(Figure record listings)
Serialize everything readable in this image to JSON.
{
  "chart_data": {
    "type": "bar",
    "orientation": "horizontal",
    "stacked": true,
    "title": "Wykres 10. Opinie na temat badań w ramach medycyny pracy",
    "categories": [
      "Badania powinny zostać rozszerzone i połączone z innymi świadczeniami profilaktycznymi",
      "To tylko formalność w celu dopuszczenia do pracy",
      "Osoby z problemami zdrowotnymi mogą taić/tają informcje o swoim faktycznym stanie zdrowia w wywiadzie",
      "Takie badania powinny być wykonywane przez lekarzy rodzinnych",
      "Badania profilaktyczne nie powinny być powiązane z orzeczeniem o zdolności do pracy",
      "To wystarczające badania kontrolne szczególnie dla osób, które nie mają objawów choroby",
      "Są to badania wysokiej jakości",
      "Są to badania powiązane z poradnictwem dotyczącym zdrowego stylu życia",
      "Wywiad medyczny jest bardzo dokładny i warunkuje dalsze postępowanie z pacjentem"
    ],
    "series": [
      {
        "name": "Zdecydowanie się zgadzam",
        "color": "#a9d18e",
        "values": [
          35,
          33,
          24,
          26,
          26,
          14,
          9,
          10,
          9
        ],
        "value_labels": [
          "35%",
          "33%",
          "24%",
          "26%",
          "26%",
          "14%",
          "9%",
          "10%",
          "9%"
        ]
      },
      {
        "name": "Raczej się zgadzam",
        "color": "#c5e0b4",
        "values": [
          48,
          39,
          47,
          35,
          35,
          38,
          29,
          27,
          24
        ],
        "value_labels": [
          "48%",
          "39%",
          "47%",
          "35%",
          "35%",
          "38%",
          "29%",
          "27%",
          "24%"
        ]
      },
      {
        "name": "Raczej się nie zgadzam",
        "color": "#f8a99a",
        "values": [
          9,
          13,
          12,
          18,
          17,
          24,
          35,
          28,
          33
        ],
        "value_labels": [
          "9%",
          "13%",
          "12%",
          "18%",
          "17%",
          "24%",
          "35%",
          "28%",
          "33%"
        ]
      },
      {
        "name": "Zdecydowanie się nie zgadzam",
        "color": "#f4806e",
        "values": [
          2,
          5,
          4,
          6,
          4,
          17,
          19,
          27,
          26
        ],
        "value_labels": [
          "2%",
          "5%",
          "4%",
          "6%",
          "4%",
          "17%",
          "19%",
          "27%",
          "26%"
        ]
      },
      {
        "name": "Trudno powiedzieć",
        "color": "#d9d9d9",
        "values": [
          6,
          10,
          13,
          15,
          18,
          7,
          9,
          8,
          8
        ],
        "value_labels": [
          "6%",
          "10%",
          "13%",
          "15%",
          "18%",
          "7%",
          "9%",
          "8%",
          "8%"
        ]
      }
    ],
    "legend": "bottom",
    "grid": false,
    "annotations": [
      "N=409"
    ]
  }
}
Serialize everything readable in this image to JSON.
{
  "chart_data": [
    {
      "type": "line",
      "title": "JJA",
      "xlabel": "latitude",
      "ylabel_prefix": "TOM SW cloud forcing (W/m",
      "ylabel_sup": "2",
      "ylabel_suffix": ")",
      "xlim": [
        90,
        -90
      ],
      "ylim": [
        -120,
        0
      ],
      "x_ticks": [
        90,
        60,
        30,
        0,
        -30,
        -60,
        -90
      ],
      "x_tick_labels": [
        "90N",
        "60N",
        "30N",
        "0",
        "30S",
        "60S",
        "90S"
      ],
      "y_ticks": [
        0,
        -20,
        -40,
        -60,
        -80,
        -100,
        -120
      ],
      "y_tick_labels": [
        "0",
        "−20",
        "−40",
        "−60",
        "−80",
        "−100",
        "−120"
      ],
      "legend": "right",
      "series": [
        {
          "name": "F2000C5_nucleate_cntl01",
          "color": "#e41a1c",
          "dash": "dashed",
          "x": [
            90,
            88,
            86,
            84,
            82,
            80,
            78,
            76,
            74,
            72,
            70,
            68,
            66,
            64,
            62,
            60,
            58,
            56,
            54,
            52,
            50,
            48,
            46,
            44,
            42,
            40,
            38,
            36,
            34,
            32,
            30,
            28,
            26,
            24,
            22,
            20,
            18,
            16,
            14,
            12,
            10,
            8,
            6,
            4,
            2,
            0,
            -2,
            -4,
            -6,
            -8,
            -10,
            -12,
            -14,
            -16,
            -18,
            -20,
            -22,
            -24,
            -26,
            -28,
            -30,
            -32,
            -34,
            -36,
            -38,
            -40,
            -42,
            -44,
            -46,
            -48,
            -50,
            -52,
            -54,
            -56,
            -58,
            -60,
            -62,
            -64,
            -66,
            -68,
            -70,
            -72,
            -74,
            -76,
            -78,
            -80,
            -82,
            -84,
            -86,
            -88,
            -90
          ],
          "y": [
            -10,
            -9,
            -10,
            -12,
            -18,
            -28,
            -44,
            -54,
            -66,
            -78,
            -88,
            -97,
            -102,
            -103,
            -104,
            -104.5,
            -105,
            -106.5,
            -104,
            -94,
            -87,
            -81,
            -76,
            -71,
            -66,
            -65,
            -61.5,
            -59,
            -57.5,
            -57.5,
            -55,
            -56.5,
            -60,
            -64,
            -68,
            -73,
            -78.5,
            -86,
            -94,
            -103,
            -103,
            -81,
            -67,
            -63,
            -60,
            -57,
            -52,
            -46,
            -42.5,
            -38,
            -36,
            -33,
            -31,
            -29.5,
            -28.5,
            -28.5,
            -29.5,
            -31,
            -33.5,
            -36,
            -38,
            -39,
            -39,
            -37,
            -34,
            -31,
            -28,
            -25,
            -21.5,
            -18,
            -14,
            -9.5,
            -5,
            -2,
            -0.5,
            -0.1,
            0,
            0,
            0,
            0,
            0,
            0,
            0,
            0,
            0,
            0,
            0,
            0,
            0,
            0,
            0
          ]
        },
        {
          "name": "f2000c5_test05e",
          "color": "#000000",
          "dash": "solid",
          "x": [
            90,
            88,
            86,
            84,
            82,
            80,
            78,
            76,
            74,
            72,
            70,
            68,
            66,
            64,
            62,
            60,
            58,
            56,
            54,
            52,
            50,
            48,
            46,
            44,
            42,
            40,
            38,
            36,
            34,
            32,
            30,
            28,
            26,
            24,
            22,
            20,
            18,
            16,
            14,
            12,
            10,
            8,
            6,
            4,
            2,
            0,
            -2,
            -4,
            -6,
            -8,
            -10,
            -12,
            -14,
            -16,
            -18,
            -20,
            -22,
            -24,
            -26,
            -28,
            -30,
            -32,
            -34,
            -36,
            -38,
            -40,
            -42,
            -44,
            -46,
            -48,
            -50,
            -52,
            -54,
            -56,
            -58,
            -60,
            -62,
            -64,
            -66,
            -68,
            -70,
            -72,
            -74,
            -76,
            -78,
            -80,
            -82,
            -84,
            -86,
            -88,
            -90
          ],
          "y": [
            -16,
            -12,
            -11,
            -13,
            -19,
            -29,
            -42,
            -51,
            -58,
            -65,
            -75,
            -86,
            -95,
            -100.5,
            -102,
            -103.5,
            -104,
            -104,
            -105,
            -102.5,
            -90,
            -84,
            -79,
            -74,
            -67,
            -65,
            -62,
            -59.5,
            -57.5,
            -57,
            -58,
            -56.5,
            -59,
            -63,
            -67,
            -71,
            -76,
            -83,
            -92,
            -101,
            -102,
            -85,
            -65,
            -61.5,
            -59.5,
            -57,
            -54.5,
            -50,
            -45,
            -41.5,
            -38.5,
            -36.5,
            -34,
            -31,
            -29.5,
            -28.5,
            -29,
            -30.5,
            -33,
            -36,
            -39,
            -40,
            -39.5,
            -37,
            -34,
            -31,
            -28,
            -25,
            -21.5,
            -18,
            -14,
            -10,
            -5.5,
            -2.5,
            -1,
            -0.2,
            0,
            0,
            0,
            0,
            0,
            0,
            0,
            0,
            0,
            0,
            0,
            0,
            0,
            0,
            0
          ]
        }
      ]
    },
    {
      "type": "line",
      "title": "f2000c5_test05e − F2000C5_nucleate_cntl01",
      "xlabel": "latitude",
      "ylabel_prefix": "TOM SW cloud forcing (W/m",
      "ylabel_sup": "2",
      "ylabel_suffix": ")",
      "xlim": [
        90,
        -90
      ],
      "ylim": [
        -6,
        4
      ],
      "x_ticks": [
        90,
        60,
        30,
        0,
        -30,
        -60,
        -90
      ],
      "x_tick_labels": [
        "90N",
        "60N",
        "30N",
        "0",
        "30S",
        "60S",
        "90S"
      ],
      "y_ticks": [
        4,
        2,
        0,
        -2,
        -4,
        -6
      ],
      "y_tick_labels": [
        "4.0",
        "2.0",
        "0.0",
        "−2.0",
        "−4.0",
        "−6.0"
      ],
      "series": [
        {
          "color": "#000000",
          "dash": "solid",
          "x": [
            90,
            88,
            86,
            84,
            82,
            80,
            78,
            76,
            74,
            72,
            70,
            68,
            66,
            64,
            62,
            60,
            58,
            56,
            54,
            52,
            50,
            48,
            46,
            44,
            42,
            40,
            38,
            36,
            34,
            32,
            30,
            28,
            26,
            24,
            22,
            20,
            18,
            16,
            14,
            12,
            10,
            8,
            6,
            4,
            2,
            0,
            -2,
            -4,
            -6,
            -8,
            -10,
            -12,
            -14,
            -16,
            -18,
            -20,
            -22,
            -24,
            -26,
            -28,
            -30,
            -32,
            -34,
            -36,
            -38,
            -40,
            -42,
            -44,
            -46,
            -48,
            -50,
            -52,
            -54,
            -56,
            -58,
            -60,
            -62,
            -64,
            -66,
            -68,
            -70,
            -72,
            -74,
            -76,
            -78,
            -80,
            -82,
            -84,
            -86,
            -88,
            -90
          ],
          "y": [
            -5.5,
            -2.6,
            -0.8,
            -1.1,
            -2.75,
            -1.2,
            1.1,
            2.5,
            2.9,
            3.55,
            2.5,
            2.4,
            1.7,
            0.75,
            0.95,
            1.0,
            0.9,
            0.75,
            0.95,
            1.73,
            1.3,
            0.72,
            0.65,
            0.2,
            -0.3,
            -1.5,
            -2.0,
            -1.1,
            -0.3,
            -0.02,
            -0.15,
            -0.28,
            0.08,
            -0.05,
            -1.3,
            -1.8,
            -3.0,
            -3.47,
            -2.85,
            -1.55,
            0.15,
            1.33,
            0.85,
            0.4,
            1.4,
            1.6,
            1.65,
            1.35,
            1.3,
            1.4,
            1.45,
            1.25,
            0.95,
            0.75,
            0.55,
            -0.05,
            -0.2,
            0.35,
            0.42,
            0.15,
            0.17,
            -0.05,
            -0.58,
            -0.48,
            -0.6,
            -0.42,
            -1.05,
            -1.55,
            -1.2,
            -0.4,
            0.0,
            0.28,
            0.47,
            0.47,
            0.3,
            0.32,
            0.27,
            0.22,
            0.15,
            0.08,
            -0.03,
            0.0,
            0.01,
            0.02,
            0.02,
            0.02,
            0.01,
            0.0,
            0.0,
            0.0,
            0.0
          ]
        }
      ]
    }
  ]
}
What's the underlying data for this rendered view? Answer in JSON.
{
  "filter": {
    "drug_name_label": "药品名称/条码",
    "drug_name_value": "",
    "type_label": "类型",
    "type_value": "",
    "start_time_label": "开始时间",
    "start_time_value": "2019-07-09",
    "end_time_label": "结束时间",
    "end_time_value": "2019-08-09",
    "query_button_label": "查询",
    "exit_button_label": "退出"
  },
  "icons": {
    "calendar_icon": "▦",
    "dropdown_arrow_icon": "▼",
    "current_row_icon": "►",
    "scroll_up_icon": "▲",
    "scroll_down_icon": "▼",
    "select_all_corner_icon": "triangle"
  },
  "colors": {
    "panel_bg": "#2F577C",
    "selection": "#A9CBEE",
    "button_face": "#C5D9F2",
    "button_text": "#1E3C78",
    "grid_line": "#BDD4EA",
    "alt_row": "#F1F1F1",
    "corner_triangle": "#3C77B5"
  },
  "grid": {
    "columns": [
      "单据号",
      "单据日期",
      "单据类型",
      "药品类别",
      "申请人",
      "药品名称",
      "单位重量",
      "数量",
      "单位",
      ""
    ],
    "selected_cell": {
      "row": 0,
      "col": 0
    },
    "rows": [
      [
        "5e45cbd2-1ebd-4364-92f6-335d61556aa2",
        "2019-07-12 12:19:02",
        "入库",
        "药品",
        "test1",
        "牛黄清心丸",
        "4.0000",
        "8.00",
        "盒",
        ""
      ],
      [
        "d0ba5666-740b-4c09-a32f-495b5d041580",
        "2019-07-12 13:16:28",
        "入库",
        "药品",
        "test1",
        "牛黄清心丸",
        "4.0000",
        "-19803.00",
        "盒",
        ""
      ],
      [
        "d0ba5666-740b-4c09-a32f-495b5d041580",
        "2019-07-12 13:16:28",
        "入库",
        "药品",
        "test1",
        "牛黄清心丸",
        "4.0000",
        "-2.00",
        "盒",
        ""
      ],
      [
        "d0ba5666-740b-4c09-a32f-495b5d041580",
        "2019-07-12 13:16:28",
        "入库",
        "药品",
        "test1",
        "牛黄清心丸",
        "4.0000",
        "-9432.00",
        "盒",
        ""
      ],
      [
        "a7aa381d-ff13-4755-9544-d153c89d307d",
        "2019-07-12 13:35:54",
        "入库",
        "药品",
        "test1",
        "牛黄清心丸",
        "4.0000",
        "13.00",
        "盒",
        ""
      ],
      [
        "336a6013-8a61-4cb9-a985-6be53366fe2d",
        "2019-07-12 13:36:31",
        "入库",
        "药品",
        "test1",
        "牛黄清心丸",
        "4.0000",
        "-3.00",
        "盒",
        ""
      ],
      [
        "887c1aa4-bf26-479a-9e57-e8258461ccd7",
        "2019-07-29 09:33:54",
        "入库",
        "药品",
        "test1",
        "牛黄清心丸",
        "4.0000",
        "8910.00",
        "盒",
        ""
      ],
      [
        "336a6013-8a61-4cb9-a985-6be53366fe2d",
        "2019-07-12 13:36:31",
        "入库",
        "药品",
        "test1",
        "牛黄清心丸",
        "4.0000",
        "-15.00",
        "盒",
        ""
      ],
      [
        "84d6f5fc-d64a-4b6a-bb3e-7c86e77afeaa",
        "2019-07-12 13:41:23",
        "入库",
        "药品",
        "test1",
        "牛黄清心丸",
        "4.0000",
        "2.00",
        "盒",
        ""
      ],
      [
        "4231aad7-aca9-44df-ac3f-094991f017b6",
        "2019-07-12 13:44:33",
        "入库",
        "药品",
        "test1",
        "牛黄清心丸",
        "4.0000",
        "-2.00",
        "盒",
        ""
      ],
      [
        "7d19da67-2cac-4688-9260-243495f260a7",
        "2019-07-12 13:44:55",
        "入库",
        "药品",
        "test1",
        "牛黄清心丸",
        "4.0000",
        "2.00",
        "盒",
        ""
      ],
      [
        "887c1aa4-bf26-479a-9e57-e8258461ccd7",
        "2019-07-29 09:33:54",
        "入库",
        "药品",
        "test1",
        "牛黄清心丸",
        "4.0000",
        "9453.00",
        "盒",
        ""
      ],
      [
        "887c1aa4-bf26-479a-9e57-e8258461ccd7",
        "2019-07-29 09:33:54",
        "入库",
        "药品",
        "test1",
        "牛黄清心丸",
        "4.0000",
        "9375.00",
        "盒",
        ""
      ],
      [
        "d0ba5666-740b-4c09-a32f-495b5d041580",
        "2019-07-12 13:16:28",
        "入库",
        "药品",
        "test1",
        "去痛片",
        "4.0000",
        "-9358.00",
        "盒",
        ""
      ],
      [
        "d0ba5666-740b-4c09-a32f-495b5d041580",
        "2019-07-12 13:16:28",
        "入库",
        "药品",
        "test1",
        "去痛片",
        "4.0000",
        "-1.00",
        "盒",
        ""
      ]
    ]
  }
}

§ What to do: Write out every line from the entries where "pracy" appears.

§ Written solution:
    "title": "Wykres 10. Opinie na temat badań w ramach medycyny pracy",
      "To tylko formalność w celu dopuszczenia do pracy",
      "Badania profilaktyczne nie powinny być powiązane z orzeczeniem o zdolności do pracy",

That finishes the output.